[Figure dataset records]
--- --- ---

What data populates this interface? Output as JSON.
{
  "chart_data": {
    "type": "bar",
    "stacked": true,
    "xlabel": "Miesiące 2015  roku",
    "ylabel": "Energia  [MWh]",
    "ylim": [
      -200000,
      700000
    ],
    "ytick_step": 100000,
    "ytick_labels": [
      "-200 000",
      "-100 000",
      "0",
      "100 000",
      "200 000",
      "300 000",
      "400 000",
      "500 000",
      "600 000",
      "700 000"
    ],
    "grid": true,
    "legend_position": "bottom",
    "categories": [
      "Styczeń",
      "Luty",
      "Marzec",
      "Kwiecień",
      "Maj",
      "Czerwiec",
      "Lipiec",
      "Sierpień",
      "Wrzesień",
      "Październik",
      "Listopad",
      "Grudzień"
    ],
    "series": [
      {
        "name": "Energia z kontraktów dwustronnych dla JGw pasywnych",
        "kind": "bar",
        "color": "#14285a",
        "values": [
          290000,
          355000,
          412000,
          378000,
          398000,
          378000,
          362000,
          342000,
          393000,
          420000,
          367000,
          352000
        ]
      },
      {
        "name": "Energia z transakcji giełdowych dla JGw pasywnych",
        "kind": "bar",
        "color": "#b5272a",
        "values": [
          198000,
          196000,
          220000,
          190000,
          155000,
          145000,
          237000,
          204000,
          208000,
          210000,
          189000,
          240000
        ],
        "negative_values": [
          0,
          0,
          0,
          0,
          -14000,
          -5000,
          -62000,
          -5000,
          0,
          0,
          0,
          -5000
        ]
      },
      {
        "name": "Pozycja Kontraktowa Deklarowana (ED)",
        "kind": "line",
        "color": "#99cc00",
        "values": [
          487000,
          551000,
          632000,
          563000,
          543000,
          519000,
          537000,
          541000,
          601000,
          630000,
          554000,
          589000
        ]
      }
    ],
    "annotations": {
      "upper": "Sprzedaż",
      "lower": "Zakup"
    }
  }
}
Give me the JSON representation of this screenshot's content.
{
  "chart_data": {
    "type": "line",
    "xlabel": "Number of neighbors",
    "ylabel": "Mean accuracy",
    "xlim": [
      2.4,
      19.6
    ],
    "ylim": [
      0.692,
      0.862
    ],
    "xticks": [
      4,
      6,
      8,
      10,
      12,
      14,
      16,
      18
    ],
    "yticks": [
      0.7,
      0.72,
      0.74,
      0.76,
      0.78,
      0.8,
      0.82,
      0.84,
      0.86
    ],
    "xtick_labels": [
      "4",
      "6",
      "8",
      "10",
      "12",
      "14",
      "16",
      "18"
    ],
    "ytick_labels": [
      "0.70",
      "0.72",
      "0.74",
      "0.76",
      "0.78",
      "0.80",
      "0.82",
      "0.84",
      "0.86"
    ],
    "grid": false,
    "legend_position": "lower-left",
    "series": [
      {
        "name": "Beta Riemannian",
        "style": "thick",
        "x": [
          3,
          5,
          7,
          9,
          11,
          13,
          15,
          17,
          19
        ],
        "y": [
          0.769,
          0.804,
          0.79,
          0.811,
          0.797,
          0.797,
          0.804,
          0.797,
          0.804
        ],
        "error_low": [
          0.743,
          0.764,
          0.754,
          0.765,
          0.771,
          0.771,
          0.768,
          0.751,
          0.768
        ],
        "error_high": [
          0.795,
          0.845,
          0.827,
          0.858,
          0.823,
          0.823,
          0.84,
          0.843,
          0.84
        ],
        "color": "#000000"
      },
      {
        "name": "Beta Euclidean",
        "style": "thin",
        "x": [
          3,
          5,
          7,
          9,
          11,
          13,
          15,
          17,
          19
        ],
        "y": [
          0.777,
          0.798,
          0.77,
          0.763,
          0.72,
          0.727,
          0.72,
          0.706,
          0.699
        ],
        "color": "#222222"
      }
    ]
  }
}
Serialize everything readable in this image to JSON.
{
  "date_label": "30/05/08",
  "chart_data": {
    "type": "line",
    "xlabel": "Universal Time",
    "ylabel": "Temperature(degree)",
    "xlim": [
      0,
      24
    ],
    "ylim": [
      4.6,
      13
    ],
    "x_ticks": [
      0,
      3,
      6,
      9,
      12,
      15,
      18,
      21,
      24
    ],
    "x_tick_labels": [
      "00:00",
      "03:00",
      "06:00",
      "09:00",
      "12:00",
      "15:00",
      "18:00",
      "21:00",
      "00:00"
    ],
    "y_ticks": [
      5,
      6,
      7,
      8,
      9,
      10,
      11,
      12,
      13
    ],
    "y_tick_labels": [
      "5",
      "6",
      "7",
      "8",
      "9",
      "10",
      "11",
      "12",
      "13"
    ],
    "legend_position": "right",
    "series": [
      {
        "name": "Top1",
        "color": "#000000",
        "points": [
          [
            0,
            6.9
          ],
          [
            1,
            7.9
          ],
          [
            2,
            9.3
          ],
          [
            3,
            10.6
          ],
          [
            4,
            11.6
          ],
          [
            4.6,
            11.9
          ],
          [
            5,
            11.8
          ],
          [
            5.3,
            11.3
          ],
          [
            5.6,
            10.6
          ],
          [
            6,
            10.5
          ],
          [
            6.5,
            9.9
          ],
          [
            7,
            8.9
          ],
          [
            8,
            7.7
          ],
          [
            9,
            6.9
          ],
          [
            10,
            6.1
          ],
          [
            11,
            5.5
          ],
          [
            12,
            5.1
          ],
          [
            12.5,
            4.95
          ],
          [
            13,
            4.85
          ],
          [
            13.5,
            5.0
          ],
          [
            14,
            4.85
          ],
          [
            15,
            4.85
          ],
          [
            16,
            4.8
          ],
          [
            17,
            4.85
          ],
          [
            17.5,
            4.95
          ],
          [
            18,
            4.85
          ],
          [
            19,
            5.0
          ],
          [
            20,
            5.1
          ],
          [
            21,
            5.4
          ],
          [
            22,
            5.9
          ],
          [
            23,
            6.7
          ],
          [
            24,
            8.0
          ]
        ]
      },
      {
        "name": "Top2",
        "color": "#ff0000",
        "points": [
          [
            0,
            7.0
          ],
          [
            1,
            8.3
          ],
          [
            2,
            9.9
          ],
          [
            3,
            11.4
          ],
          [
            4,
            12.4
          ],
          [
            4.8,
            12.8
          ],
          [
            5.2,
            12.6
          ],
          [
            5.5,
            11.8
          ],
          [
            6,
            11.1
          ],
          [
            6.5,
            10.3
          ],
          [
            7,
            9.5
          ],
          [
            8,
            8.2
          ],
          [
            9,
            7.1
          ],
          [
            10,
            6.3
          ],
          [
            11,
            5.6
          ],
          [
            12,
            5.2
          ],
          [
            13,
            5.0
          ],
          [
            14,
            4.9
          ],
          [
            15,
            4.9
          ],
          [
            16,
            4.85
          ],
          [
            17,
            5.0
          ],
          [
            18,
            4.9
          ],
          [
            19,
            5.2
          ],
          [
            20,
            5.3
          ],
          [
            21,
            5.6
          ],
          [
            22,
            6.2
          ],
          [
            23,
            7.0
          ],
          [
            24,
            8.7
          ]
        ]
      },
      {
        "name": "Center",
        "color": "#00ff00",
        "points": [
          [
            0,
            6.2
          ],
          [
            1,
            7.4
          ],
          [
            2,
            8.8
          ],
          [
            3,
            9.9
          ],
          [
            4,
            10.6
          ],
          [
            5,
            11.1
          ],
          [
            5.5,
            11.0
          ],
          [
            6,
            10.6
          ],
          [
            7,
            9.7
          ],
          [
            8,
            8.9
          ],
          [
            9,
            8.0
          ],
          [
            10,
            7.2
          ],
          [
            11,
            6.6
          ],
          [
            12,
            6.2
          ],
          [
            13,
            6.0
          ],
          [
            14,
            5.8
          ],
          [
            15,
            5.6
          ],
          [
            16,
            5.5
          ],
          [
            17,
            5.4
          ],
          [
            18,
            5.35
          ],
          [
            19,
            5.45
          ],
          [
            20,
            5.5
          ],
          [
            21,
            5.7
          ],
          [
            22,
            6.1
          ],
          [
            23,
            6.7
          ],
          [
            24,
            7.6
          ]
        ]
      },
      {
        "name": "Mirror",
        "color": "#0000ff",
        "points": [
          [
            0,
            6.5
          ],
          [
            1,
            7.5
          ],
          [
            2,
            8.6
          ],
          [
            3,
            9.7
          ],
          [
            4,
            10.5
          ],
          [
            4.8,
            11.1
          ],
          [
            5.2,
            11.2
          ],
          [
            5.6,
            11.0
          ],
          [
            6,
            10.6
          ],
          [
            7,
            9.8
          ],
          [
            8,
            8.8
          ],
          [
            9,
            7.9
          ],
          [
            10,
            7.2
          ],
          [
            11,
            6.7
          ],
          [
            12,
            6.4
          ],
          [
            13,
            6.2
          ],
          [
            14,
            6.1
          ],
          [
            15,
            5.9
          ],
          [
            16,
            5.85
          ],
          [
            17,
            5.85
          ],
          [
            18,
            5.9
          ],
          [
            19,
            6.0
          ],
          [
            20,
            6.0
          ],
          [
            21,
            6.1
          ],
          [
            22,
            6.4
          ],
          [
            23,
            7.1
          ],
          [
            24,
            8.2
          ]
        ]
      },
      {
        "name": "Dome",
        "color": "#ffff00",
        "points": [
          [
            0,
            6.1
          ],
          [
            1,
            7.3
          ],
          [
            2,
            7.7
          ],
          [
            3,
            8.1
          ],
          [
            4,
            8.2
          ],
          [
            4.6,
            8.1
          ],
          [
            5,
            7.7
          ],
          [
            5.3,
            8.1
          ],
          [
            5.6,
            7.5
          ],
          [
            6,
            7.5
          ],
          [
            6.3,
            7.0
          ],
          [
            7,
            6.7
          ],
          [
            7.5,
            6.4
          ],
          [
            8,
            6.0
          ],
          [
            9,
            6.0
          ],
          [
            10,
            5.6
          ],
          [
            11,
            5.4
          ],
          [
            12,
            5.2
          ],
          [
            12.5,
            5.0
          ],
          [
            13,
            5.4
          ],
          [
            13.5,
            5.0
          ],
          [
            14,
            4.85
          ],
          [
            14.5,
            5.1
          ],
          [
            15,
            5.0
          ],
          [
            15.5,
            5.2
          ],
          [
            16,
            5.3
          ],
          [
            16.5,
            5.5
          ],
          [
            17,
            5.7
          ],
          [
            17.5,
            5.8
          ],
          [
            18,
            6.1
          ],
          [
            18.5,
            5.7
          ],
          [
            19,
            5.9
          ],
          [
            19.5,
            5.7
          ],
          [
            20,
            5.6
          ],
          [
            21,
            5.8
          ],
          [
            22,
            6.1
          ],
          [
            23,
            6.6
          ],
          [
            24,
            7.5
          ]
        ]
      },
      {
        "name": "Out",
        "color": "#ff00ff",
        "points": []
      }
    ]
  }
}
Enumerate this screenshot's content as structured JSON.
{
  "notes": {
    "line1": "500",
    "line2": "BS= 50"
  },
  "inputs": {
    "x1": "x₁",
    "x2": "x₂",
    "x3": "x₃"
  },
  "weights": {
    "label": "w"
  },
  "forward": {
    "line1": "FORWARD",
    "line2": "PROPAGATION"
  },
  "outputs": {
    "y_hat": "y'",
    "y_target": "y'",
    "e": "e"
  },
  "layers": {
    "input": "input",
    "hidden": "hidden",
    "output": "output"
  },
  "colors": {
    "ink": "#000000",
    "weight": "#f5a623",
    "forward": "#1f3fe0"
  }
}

--- --- ---

_Written problem_: In the records above, locate the line that contains "Enumerate this screenshot's". Repeat it and every line after it, exactly, and nothing else.

_Correct answer_:
Enumerate this screenshot's content as structured JSON.
{
  "notes": {
    "line1": "500",
    "line2": "BS= 50"
  },
  "inputs": {
    "x1": "x₁",
    "x2": "x₂",
    "x3": "x₃"
  },
  "weights": {
    "label": "w"
  },
  "forward": {
    "line1": "FORWARD",
    "line2": "PROPAGATION"
  },
  "outputs": {
    "y_hat": "y'",
    "y_target": "y'",
    "e": "e"
  },
  "layers": {
    "input": "input",
    "hidden": "hidden",
    "output": "output"
  },
  "colors": {
    "ink": "#000000",
    "weight": "#f5a623",
    "forward": "#1f3fe0"
  }
}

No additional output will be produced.